_Aim of the exercise_: Copy all the data exactly, except the pictures.

(Figure data in JSON)
+++
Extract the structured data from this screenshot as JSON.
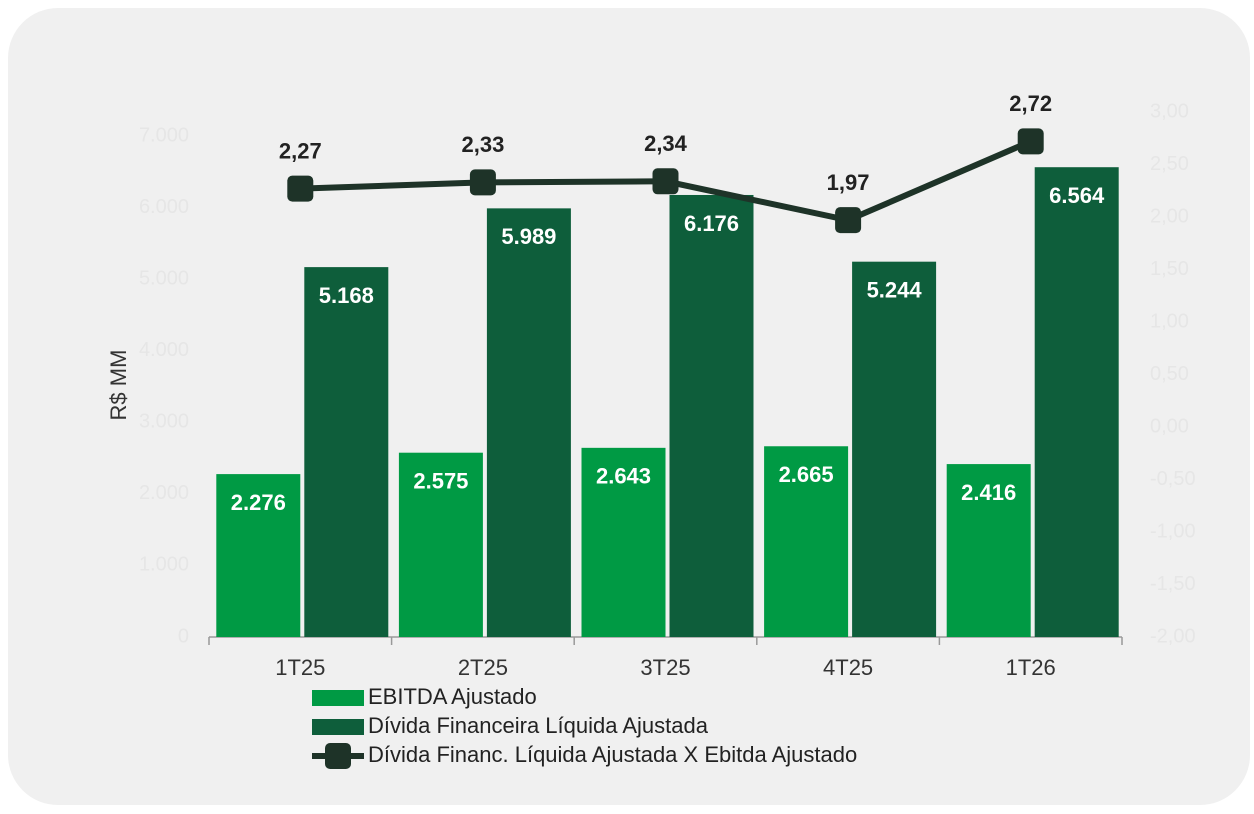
{
  "chart_data": {
    "type": "bar",
    "ylabel": "R$ MM",
    "categories": [
      "1T25",
      "2T25",
      "3T25",
      "4T25",
      "1T26"
    ],
    "series": [
      {
        "name": "EBITDA  Ajustado",
        "type": "bar",
        "color": "#009a44",
        "values": [
          2276,
          2575,
          2643,
          2665,
          2416
        ],
        "value_labels": [
          "2.276",
          "2.575",
          "2.643",
          "2.665",
          "2.416"
        ]
      },
      {
        "name": "Dívida Financeira Líquida Ajustada",
        "type": "bar",
        "color": "#0e5e3b",
        "values": [
          5168,
          5989,
          6176,
          5244,
          6564
        ],
        "value_labels": [
          "5.168",
          "5.989",
          "6.176",
          "5.244",
          "6.564"
        ]
      },
      {
        "name": "Dívida Financ. Líquida Ajustada X Ebitda Ajustado",
        "type": "line",
        "axis": "y2",
        "color": "#1e3328",
        "values": [
          2.27,
          2.33,
          2.34,
          1.97,
          2.72
        ],
        "value_labels": [
          "2,27",
          "2,33",
          "2,34",
          "1,97",
          "2,72"
        ]
      }
    ],
    "ylim": [
      0,
      7000
    ],
    "yticks": [
      0,
      {
        "value": 1000,
        "label": "1.000"
      },
      {
        "value": 2000,
        "label": "2.000"
      },
      {
        "value": 3000,
        "label": "3.000"
      },
      {
        "value": 4000,
        "label": "4.000"
      },
      {
        "value": 5000,
        "label": "5.000"
      },
      {
        "value": 6000,
        "label": "6.000"
      },
      {
        "value": 7000,
        "label": "7.000"
      }
    ],
    "y2lim": [
      -2,
      3
    ],
    "y2ticks": [
      {
        "value": -2,
        "label": "-2,00"
      },
      {
        "value": -1.5,
        "label": "-1,50"
      },
      {
        "value": -1,
        "label": "-1,00"
      },
      {
        "value": -0.5,
        "label": "-0,50"
      },
      {
        "value": 0,
        "label": "0,00"
      },
      {
        "value": 0.5,
        "label": "0,50"
      },
      {
        "value": 1,
        "label": "1,00"
      },
      {
        "value": 1.5,
        "label": "1,50"
      },
      {
        "value": 2,
        "label": "2,00"
      },
      {
        "value": 2.5,
        "label": "2,50"
      },
      {
        "value": 3,
        "label": "3,00"
      }
    ]
  }
}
+++
_Exercise output_:
Extract the structured data from this screenshot as JSON.
{
  "chart_data": {
    "type": "bar",
    "ylabel": "R$ MM",
    "categories": [
      "1T25",
      "2T25",
      "3T25",
      "4T25",
      "1T26"
    ],
    "series": [
      {
        "name": "EBITDA  Ajustado",
        "type": "bar",
        "color": "#009a44",
        "values": [
          2276,
          2575,
          2643,
          2665,
          2416
        ],
        "value_labels": [
          "2.276",
          "2.575",
          "2.643",
          "2.665",
          "2.416"
        ]
      },
      {
        "name": "Dívida Financeira Líquida Ajustada",
        "type": "bar",
        "color": "#0e5e3b",
        "values": [
          5168,
          5989,
          6176,
          5244,
          6564
        ],
        "value_labels": [
          "5.168",
          "5.989",
          "6.176",
          "5.244",
          "6.564"
        ]
      },
      {
        "name": "Dívida Financ. Líquida Ajustada X Ebitda Ajustado",
        "type": "line",
        "axis": "y2",
        "color": "#1e3328",
        "values": [
          2.27,
          2.33,
          2.34,
          1.97,
          2.72
        ],
        "value_labels": [
          "2,27",
          "2,33",
          "2,34",
          "1,97",
          "2,72"
        ]
      }
    ],
    "ylim": [
      0,
      7000
    ],
    "yticks": [
      0,
      {
        "value": 1000,
        "label": "1.000"
      },
      {
        "value": 2000,
        "label": "2.000"
      },
      {
        "value": 3000,
        "label": "3.000"
      },
      {
        "value": 4000,
        "label": "4.000"
      },
      {
        "value": 5000,
        "label": "5.000"
      },
      {
        "value": 6000,
        "label": "6.000"
      },
      {
        "value": 7000,
        "label": "7.000"
      }
    ],
    "y2lim": [
      -2,
      3
    ],
    "y2ticks": [
      {
        "value": -2,
        "label": "-2,00"
      },
      {
        "value": -1.5,
        "label": "-1,50"
      },
      {
        "value": -1,
        "label": "-1,00"
      },
      {
        "value": -0.5,
        "label": "-0,50"
      },
      {
        "value": 0,
        "label": "0,00"
      },
      {
        "value": 0.5,
        "label": "0,50"
      },
      {
        "value": 1,
        "label": "1,00"
      },
      {
        "value": 1.5,
        "label": "1,50"
      },
      {
        "value": 2,
        "label": "2,00"
      },
      {
        "value": 2.5,
        "label": "2,50"
      },
      {
        "value": 3,
        "label": "3,00"
      }
    ]
  }
}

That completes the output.